═══ EXERCISE MATERIALS
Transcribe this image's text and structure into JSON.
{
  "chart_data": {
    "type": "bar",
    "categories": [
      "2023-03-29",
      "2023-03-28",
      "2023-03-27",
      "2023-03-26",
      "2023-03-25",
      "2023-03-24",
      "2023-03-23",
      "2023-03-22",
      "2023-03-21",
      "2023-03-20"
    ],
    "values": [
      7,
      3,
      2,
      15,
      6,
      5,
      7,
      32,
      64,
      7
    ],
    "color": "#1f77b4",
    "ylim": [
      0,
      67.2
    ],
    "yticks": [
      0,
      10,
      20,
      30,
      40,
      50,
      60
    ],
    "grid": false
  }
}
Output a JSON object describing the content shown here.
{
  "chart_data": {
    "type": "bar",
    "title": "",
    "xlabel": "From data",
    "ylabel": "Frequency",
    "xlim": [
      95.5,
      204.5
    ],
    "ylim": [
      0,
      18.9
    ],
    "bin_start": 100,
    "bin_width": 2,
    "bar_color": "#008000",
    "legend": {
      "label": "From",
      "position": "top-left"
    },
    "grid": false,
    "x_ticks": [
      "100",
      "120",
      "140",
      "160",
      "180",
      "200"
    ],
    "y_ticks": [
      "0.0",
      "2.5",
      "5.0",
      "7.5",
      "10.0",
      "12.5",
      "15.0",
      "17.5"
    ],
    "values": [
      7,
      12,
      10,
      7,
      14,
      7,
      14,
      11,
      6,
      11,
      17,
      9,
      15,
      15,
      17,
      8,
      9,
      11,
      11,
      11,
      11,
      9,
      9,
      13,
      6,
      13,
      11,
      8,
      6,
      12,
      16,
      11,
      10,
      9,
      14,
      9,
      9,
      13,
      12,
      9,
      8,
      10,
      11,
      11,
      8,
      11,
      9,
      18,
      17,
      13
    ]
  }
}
══════
## AIM
Recopy the whole listing exactly.

## RIGHT ANSWER
Transcribe this image's text and structure into JSON.
{
  "chart_data": {
    "type": "bar",
    "categories": [
      "2023-03-29",
      "2023-03-28",
      "2023-03-27",
      "2023-03-26",
      "2023-03-25",
      "2023-03-24",
      "2023-03-23",
      "2023-03-22",
      "2023-03-21",
      "2023-03-20"
    ],
    "values": [
      7,
      3,
      2,
      15,
      6,
      5,
      7,
      32,
      64,
      7
    ],
    "color": "#1f77b4",
    "ylim": [
      0,
      67.2
    ],
    "yticks": [
      0,
      10,
      20,
      30,
      40,
      50,
      60
    ],
    "grid": false
  }
}
Output a JSON object describing the content shown here.
{
  "chart_data": {
    "type": "bar",
    "title": "",
    "xlabel": "From data",
    "ylabel": "Frequency",
    "xlim": [
      95.5,
      204.5
    ],
    "ylim": [
      0,
      18.9
    ],
    "bin_start": 100,
    "bin_width": 2,
    "bar_color": "#008000",
    "legend": {
      "label": "From",
      "position": "top-left"
    },
    "grid": false,
    "x_ticks": [
      "100",
      "120",
      "140",
      "160",
      "180",
      "200"
    ],
    "y_ticks": [
      "0.0",
      "2.5",
      "5.0",
      "7.5",
      "10.0",
      "12.5",
      "15.0",
      "17.5"
    ],
    "values": [
      7,
      12,
      10,
      7,
      14,
      7,
      14,
      11,
      6,
      11,
      17,
      9,
      15,
      15,
      17,
      8,
      9,
      11,
      11,
      11,
      11,
      9,
      9,
      13,
      6,
      13,
      11,
      8,
      6,
      12,
      16,
      11,
      10,
      9,
      14,
      9,
      9,
      13,
      12,
      9,
      8,
      10,
      11,
      11,
      8,
      11,
      9,
      18,
      17,
      13
    ]
  }
}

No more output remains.